Objective: Omit the pictures and return every entry exactly as written.

(Collected data)
────────────────

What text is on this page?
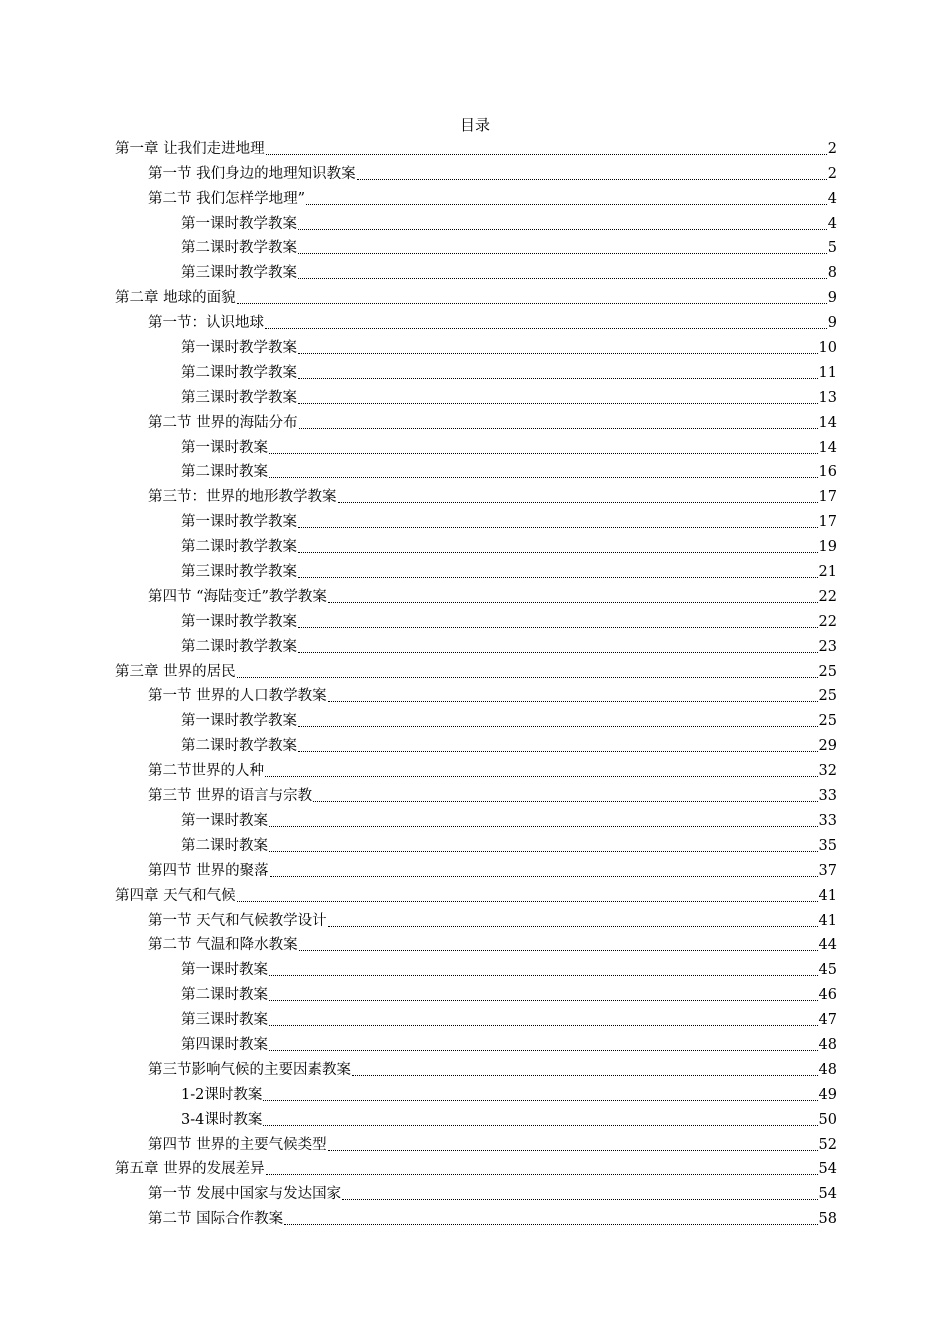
目录
第一章 让我们走进地理	2
第一节 我们身边的地理知识教案	2
第二节 我们怎样学地理”	4
第一课时教学教案	4
第二课时教学教案	5
第三课时教学教案	8
第二章 地球的面貌	9
第一节：认识地球	9
第一课时教学教案	10
第二课时教学教案	11
第三课时教学教案	13
第二节 世界的海陆分布	14
第一课时教案	14
第二课时教案	16
第三节：世界的地形教学教案	17
第一课时教学教案	17
第二课时教学教案	19
第三课时教学教案	21
第四节 “海陆变迁”教学教案	22
第一课时教学教案	22
第二课时教学教案	23
第三章 世界的居民	25
第一节 世界的人口教学教案	25
第一课时教学教案	25
第二课时教学教案	29
第二节世界的人种	32
第三节 世界的语言与宗教	33
第一课时教案	33
第二课时教案	35
第四节 世界的聚落	37
第四章 天气和气候	41
第一节 天气和气候教学设计	41
第二节 气温和降水教案	44
第一课时教案	45
第二课时教案	46
第三课时教案	47
第四课时教案	48
第三节影响气候的主要因素教案	48
1-2课时教案	49
3-4课时教案	50
第四节 世界的主要气候类型	52
第五章 世界的发展差异	54
第一节 发展中国家与发达国家	54
第二节 国际合作教案	58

────────────────

Exercise response:
What text is on this page?
目录
第一章 让我们走进地理	2
第一节 我们身边的地理知识教案	2
第二节 我们怎样学地理”	4
第一课时教学教案	4
第二课时教学教案	5
第三课时教学教案	8
第二章 地球的面貌	9
第一节：认识地球	9
第一课时教学教案	10
第二课时教学教案	11
第三课时教学教案	13
第二节 世界的海陆分布	14
第一课时教案	14
第二课时教案	16
第三节：世界的地形教学教案	17
第一课时教学教案	17
第二课时教学教案	19
第三课时教学教案	21
第四节 “海陆变迁”教学教案	22
第一课时教学教案	22
第二课时教学教案	23
第三章 世界的居民	25
第一节 世界的人口教学教案	25
第一课时教学教案	25
第二课时教学教案	29
第二节世界的人种	32
第三节 世界的语言与宗教	33
第一课时教案	33
第二课时教案	35
第四节 世界的聚落	37
第四章 天气和气候	41
第一节 天气和气候教学设计	41
第二节 气温和降水教案	44
第一课时教案	45
第二课时教案	46
第三课时教案	47
第四课时教案	48
第三节影响气候的主要因素教案	48
1-2课时教案	49
3-4课时教案	50
第四节 世界的主要气候类型	52
第五章 世界的发展差异	54
第一节 发展中国家与发达国家	54
第二节 国际合作教案	58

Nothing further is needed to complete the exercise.